Directions for this task => Quote the lines from the line holding "OCR this image." to the very end of the listing, exactly, and no others.

------ Given records ------

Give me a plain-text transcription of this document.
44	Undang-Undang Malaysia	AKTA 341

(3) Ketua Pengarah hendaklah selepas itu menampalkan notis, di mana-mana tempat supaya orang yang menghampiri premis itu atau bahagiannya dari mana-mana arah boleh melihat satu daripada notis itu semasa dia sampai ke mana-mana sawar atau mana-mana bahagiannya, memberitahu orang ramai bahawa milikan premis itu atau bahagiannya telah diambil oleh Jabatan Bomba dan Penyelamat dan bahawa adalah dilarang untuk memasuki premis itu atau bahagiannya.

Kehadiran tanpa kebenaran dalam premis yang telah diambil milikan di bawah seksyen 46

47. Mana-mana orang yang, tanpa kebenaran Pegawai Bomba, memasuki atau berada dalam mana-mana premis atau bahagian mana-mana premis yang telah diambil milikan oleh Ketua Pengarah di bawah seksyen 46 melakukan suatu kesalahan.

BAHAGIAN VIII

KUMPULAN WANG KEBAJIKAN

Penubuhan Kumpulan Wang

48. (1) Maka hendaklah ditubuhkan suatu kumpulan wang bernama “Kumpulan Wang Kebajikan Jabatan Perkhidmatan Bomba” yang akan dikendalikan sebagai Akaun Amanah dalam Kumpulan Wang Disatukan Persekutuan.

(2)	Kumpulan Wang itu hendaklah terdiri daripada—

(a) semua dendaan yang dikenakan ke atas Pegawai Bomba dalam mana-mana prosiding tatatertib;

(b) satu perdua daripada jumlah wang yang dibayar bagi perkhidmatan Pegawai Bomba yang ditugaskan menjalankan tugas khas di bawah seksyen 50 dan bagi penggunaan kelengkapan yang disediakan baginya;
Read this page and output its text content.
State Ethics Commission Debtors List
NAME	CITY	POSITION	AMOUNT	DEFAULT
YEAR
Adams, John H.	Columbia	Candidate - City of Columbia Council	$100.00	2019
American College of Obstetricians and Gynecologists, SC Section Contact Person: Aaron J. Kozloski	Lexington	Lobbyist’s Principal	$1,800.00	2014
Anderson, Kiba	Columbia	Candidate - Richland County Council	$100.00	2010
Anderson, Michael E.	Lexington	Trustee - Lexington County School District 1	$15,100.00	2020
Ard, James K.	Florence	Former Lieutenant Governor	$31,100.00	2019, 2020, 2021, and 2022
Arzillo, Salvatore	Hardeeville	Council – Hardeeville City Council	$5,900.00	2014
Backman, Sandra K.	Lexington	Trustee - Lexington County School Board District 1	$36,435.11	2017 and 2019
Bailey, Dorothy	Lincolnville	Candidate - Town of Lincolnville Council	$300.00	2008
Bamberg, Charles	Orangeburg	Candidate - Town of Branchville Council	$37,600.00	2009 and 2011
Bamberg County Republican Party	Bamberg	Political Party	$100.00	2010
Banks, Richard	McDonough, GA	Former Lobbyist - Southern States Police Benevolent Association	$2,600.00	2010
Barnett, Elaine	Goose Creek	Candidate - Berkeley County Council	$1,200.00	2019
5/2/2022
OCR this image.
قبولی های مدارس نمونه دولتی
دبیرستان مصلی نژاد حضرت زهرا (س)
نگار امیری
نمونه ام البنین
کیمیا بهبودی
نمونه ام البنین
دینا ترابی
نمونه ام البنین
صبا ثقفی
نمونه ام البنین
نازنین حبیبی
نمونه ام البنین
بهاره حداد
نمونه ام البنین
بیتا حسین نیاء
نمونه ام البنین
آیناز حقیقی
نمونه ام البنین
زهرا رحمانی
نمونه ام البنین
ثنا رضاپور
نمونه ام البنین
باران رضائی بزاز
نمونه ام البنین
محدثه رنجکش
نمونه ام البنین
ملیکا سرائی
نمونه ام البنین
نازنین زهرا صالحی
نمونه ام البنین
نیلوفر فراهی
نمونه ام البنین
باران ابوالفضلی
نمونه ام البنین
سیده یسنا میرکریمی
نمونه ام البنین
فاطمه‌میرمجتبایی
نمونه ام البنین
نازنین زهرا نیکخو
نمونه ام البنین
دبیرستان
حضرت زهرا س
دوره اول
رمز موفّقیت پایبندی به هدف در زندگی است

------

Result for this task =>
OCR this image.
قبولی های مدارس نمونه دولتی
دبیرستان مصلی نژاد حضرت زهرا (س)
نگار امیری
نمونه ام البنین
کیمیا بهبودی
نمونه ام البنین
دینا ترابی
نمونه ام البنین
صبا ثقفی
نمونه ام البنین
نازنین حبیبی
نمونه ام البنین
بهاره حداد
نمونه ام البنین
بیتا حسین نیاء
نمونه ام البنین
آیناز حقیقی
نمونه ام البنین
زهرا رحمانی
نمونه ام البنین
ثنا رضاپور
نمونه ام البنین
باران رضائی بزاز
نمونه ام البنین
محدثه رنجکش
نمونه ام البنین
ملیکا سرائی
نمونه ام البنین
نازنین زهرا صالحی
نمونه ام البنین
نیلوفر فراهی
نمونه ام البنین
باران ابوالفضلی
نمونه ام البنین
سیده یسنا میرکریمی
نمونه ام البنین
فاطمه‌میرمجتبایی
نمونه ام البنین
نازنین زهرا نیکخو
نمونه ام البنین
دبیرستان
حضرت زهرا س
دوره اول
رمز موفّقیت پایبندی به هدف در زندگی است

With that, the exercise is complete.